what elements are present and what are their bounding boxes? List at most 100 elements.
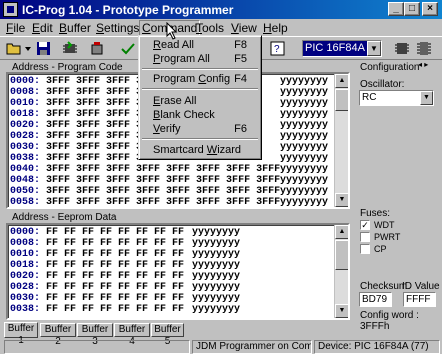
fuse-pwrt-label: PWRT — [374, 232, 401, 242]
row-bytes[interactable]: FF FF FF FF FF FF FF FF — [46, 271, 184, 282]
program-code-row: 0058: 3FFF 3FFF 3FFF 3FFF 3FFF 3FFF 3FFF… — [10, 197, 328, 207]
row-ascii: yyyyyyyy — [192, 271, 241, 282]
oscillator-value: RC — [362, 92, 377, 103]
row-bytes[interactable]: FF FF FF FF FF FF FF FF — [46, 282, 184, 293]
menu-program-config[interactable]: Program Config — [153, 73, 230, 85]
checksum-field[interactable]: BD79 — [359, 292, 392, 307]
chevron-down-icon[interactable]: ▼ — [420, 91, 433, 105]
row-address: 0020: — [10, 271, 41, 282]
device-select-value: PIC 16F84A — [305, 42, 365, 54]
row-ascii: yyyyyyyy — [192, 238, 241, 249]
row-words[interactable]: 3FFF 3FFF 3FFF 3 — [46, 76, 142, 87]
row-ascii: yyyyyyyy — [280, 98, 329, 109]
verify-shortcut: F6 — [234, 123, 247, 135]
menu-smartcard-wizard[interactable]: Smartcard Wizard — [153, 144, 241, 156]
device-select[interactable]: PIC 16F84A ▼ — [302, 40, 382, 57]
row-words[interactable]: 3FFF 3FFF 3FFF 3FFF 3FFF 3FFF 3FFF 3FFF — [46, 197, 280, 207]
row-address: 0028: — [10, 282, 41, 293]
row-address: 0030: — [10, 293, 41, 304]
minimize-button[interactable]: _ — [388, 2, 404, 16]
verify-icon[interactable] — [120, 41, 136, 56]
row-address: 0038: — [10, 304, 41, 315]
eeprom-grid[interactable]: 0000: FF FF FF FF FF FF FF FF yyyyyyyy 000… — [6, 223, 350, 320]
row-bytes[interactable]: FF FF FF FF FF FF FF FF — [46, 227, 184, 238]
scroll-thumb[interactable] — [335, 240, 348, 270]
row-address: 0030: — [10, 142, 41, 153]
row-ascii: yyyyyyyy — [280, 197, 329, 208]
row-words[interactable]: 3FFF 3FFF 3FFF 3FFF 3FFF 3FFF 3FFF 3FFF — [46, 175, 280, 186]
menu-tools[interactable]: Tools — [196, 21, 224, 35]
row-words[interactable]: 3FFF 3FFF 3FFF 3 — [46, 131, 142, 142]
tab-buffer-1[interactable]: Buffer 1 — [4, 322, 38, 346]
row-words[interactable]: 3FFF 3FFF 3FFF 3FFF 3FFF 3FFF 3FFF 3FFF — [46, 164, 280, 175]
scroll-down-icon[interactable]: ▼ — [335, 304, 348, 318]
row-address: 0018: — [10, 109, 41, 120]
eeprom-scrollbar[interactable]: ▲ ▼ — [334, 225, 348, 318]
row-ascii: yyyyyyyy — [280, 76, 329, 87]
tab-buffer-3[interactable]: Buffer 3 — [77, 323, 113, 347]
row-words[interactable]: 3FFF 3FFF 3FFF 3 — [46, 142, 142, 153]
row-words[interactable]: 3FFF 3FFF 3FFF 3 — [46, 153, 142, 164]
row-address: 0000: — [10, 227, 41, 238]
menu-settings[interactable]: Settings — [96, 21, 139, 35]
row-words[interactable]: 3FFF 3FFF 3FFF 3 — [46, 109, 142, 120]
menu-buffer[interactable]: Buffer — [59, 21, 91, 35]
row-ascii: yyyyyyyy — [280, 164, 329, 175]
menu-view[interactable]: View — [231, 21, 257, 35]
row-words[interactable]: 3FFF 3FFF 3FFF 3 — [46, 120, 142, 131]
open-folder-icon[interactable] — [6, 41, 22, 56]
row-address: 0010: — [10, 249, 41, 260]
row-words[interactable]: 3FFF 3FFF 3FFF 3 — [46, 87, 142, 98]
close-button[interactable]: × — [422, 2, 438, 16]
row-address: 0000: — [10, 76, 41, 87]
row-ascii: yyyyyyyy — [280, 120, 329, 131]
save-icon[interactable] — [36, 41, 52, 56]
fuse-pwrt-checkbox[interactable] — [360, 232, 370, 242]
menu-help[interactable]: Help — [263, 21, 288, 35]
row-bytes[interactable]: FF FF FF FF FF FF FF FF — [46, 293, 184, 304]
oscillator-select[interactable]: RC ▼ — [359, 90, 434, 106]
scroll-up-icon[interactable]: ▲ — [335, 225, 348, 239]
row-ascii: yyyyyyyy — [280, 142, 329, 153]
row-ascii: yyyyyyyy — [192, 227, 241, 238]
panel-arrows-icon[interactable]: ◂ ▸ — [418, 60, 428, 69]
row-bytes[interactable]: FF FF FF FF FF FF FF FF — [46, 238, 184, 249]
row-bytes[interactable]: FF FF FF FF FF FF FF FF — [46, 260, 184, 271]
row-bytes[interactable]: FF FF FF FF FF FF FF FF — [46, 304, 184, 315]
menu-verify[interactable]: Verify — [153, 123, 181, 135]
chip-info-icon[interactable] — [394, 41, 410, 56]
menu-read-all[interactable]: Read All — [153, 39, 194, 51]
menu-edit[interactable]: Edit — [32, 21, 53, 35]
read-chip-icon[interactable] — [62, 41, 78, 56]
help-icon[interactable]: ? — [270, 41, 286, 56]
scroll-up-icon[interactable]: ▲ — [335, 74, 348, 88]
tab-buffer-5[interactable]: Buffer 5 — [151, 323, 184, 347]
oscillator-label: Oscillator: — [360, 79, 405, 90]
scroll-thumb[interactable] — [335, 89, 348, 111]
fuse-cp-checkbox[interactable] — [360, 244, 370, 254]
program-chip-icon[interactable] — [89, 41, 105, 56]
scroll-down-icon[interactable]: ▼ — [335, 193, 348, 207]
maximize-button[interactable]: □ — [404, 2, 420, 16]
row-ascii: yyyyyyyy — [280, 131, 329, 142]
row-address: 0040: — [10, 164, 41, 175]
id-value-field[interactable]: FFFF — [403, 292, 436, 307]
menu-blank-check[interactable]: Blank Check — [153, 109, 215, 121]
menu-program-all[interactable]: Program All — [153, 53, 210, 65]
app-icon[interactable] — [3, 2, 18, 17]
chevron-down-icon[interactable]: ▼ — [367, 41, 381, 56]
row-bytes[interactable]: FF FF FF FF FF FF FF FF — [46, 249, 184, 260]
row-words[interactable]: 3FFF 3FFF 3FFF 3FFF 3FFF 3FFF 3FFF 3FFF — [46, 186, 280, 197]
row-words[interactable]: 3FFF 3FFF 3FFF 3 — [46, 98, 142, 109]
menu-erase-all[interactable]: Erase All — [153, 95, 196, 107]
chip-image-icon[interactable] — [416, 41, 432, 56]
config-word: Config word : 3FFFh — [360, 310, 419, 332]
open-dropdown-arrow-icon[interactable] — [24, 41, 32, 56]
program-code-scrollbar[interactable]: ▲ ▼ — [334, 74, 348, 207]
fuse-wdt-checkbox[interactable]: ✓ — [360, 220, 370, 230]
tab-buffer-2[interactable]: Buffer 2 — [40, 323, 76, 347]
tab-buffer-4[interactable]: Buffer 4 — [114, 323, 150, 347]
status-device: Device: PIC 16F84A (77) — [314, 340, 440, 354]
menu-file[interactable]: File — [6, 21, 25, 35]
row-ascii: yyyyyyyy — [192, 249, 241, 260]
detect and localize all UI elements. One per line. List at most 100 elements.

_ _ _

§ Written problem
Reproduce every one of the lines above verbatim, omitting the pictures.

§ Reply to the task
what elements are present and what are their bounding boxes? List at most 100 elements.
fuse-pwrt-label: PWRT — [374, 232, 401, 242]
row-bytes[interactable]: FF FF FF FF FF FF FF FF — [46, 271, 184, 282]
program-code-row: 0058: 3FFF 3FFF 3FFF 3FFF 3FFF 3FFF 3FFF… — [10, 197, 328, 207]
row-ascii: yyyyyyyy — [192, 271, 241, 282]
oscillator-value: RC — [362, 92, 377, 103]
row-bytes[interactable]: FF FF FF FF FF FF FF FF — [46, 282, 184, 293]
menu-program-config[interactable]: Program Config — [153, 73, 230, 85]
checksum-field[interactable]: BD79 — [359, 292, 392, 307]
chevron-down-icon[interactable]: ▼ — [420, 91, 433, 105]
row-address: 0020: — [10, 271, 41, 282]
device-select-value: PIC 16F84A — [305, 42, 365, 54]
row-ascii: yyyyyyyy — [192, 238, 241, 249]
row-words[interactable]: 3FFF 3FFF 3FFF 3 — [46, 76, 142, 87]
row-ascii: yyyyyyyy — [280, 98, 329, 109]
verify-shortcut: F6 — [234, 123, 247, 135]
menu-smartcard-wizard[interactable]: Smartcard Wizard — [153, 144, 241, 156]
device-select[interactable]: PIC 16F84A ▼ — [302, 40, 382, 57]
row-words[interactable]: 3FFF 3FFF 3FFF 3FFF 3FFF 3FFF 3FFF 3FFF — [46, 197, 280, 207]
row-address: 0028: — [10, 282, 41, 293]
row-address: 0030: — [10, 293, 41, 304]
minimize-button[interactable]: _ — [388, 2, 404, 16]
verify-icon[interactable] — [120, 41, 136, 56]
row-address: 0038: — [10, 304, 41, 315]
eeprom-grid[interactable]: 0000: FF FF FF FF FF FF FF FF yyyyyyyy 000… — [6, 223, 350, 320]
row-bytes[interactable]: FF FF FF FF FF FF FF FF — [46, 227, 184, 238]
scroll-thumb[interactable] — [335, 240, 348, 270]
row-address: 0030: — [10, 142, 41, 153]
row-ascii: yyyyyyyy — [280, 197, 329, 208]
row-words[interactable]: 3FFF 3FFF 3FFF 3FFF 3FFF 3FFF 3FFF 3FFF — [46, 175, 280, 186]
menu-tools[interactable]: Tools — [196, 21, 224, 35]
row-words[interactable]: 3FFF 3FFF 3FFF 3 — [46, 131, 142, 142]
tab-buffer-1[interactable]: Buffer 1 — [4, 322, 38, 346]
row-words[interactable]: 3FFF 3FFF 3FFF 3FFF 3FFF 3FFF 3FFF 3FFF — [46, 164, 280, 175]
scroll-down-icon[interactable]: ▼ — [335, 304, 348, 318]
row-address: 0018: — [10, 109, 41, 120]
eeprom-scrollbar[interactable]: ▲ ▼ — [334, 225, 348, 318]
row-ascii: yyyyyyyy — [280, 76, 329, 87]
tab-buffer-3[interactable]: Buffer 3 — [77, 323, 113, 347]
row-words[interactable]: 3FFF 3FFF 3FFF 3 — [46, 142, 142, 153]
row-words[interactable]: 3FFF 3FFF 3FFF 3 — [46, 153, 142, 164]
row-address: 0000: — [10, 227, 41, 238]
menu-settings[interactable]: Settings — [96, 21, 139, 35]
row-words[interactable]: 3FFF 3FFF 3FFF 3 — [46, 109, 142, 120]
menu-buffer[interactable]: Buffer — [59, 21, 91, 35]
row-ascii: yyyyyyyy — [280, 164, 329, 175]
menu-view[interactable]: View — [231, 21, 257, 35]
row-words[interactable]: 3FFF 3FFF 3FFF 3 — [46, 120, 142, 131]
open-folder-icon[interactable] — [6, 41, 22, 56]
row-address: 0010: — [10, 249, 41, 260]
row-words[interactable]: 3FFF 3FFF 3FFF 3 — [46, 87, 142, 98]
close-button[interactable]: × — [422, 2, 438, 16]
row-address: 0000: — [10, 76, 41, 87]
row-ascii: yyyyyyyy — [280, 120, 329, 131]
save-icon[interactable] — [36, 41, 52, 56]
fuse-pwrt-checkbox[interactable] — [360, 232, 370, 242]
menu-help[interactable]: Help — [263, 21, 288, 35]
row-bytes[interactable]: FF FF FF FF FF FF FF FF — [46, 293, 184, 304]
oscillator-select[interactable]: RC ▼ — [359, 90, 434, 106]
scroll-up-icon[interactable]: ▲ — [335, 225, 348, 239]
row-ascii: yyyyyyyy — [280, 142, 329, 153]
row-ascii: yyyyyyyy — [192, 227, 241, 238]
panel-arrows-icon[interactable]: ◂ ▸ — [418, 60, 428, 69]
row-bytes[interactable]: FF FF FF FF FF FF FF FF — [46, 238, 184, 249]
row-bytes[interactable]: FF FF FF FF FF FF FF FF — [46, 260, 184, 271]
row-bytes[interactable]: FF FF FF FF FF FF FF FF — [46, 304, 184, 315]
menu-verify[interactable]: Verify — [153, 123, 181, 135]
chip-info-icon[interactable] — [394, 41, 410, 56]
menu-read-all[interactable]: Read All — [153, 39, 194, 51]
menu-edit[interactable]: Edit — [32, 21, 53, 35]
read-chip-icon[interactable] — [62, 41, 78, 56]
help-icon[interactable]: ? — [270, 41, 286, 56]
scroll-up-icon[interactable]: ▲ — [335, 74, 348, 88]
tab-buffer-5[interactable]: Buffer 5 — [151, 323, 184, 347]
oscillator-label: Oscillator: — [360, 79, 405, 90]
scroll-thumb[interactable] — [335, 89, 348, 111]
fuse-cp-checkbox[interactable] — [360, 244, 370, 254]
program-chip-icon[interactable] — [89, 41, 105, 56]
scroll-down-icon[interactable]: ▼ — [335, 193, 348, 207]
maximize-button[interactable]: □ — [404, 2, 420, 16]
row-ascii: yyyyyyyy — [280, 131, 329, 142]
row-address: 0040: — [10, 164, 41, 175]
id-value-field[interactable]: FFFF — [403, 292, 436, 307]
menu-blank-check[interactable]: Blank Check — [153, 109, 215, 121]
menu-program-all[interactable]: Program All — [153, 53, 210, 65]
app-icon[interactable] — [3, 2, 18, 17]
chevron-down-icon[interactable]: ▼ — [367, 41, 381, 56]
row-bytes[interactable]: FF FF FF FF FF FF FF FF — [46, 249, 184, 260]
row-words[interactable]: 3FFF 3FFF 3FFF 3FFF 3FFF 3FFF 3FFF 3FFF — [46, 186, 280, 197]
row-words[interactable]: 3FFF 3FFF 3FFF 3 — [46, 98, 142, 109]
menu-erase-all[interactable]: Erase All — [153, 95, 196, 107]
chip-image-icon[interactable] — [416, 41, 432, 56]
config-word: Config word : 3FFFh — [360, 310, 419, 332]
open-dropdown-arrow-icon[interactable] — [24, 41, 32, 56]
program-code-scrollbar[interactable]: ▲ ▼ — [334, 74, 348, 207]
fuse-wdt-checkbox[interactable]: ✓ — [360, 220, 370, 230]
tab-buffer-2[interactable]: Buffer 2 — [40, 323, 76, 347]
tab-buffer-4[interactable]: Buffer 4 — [114, 323, 150, 347]
status-device: Device: PIC 16F84A (77) — [314, 340, 440, 354]
menu-file[interactable]: File — [6, 21, 25, 35]
row-ascii: yyyyyyyy — [192, 249, 241, 260]
detect and localize all UI elements. One per line. List at most 100 elements.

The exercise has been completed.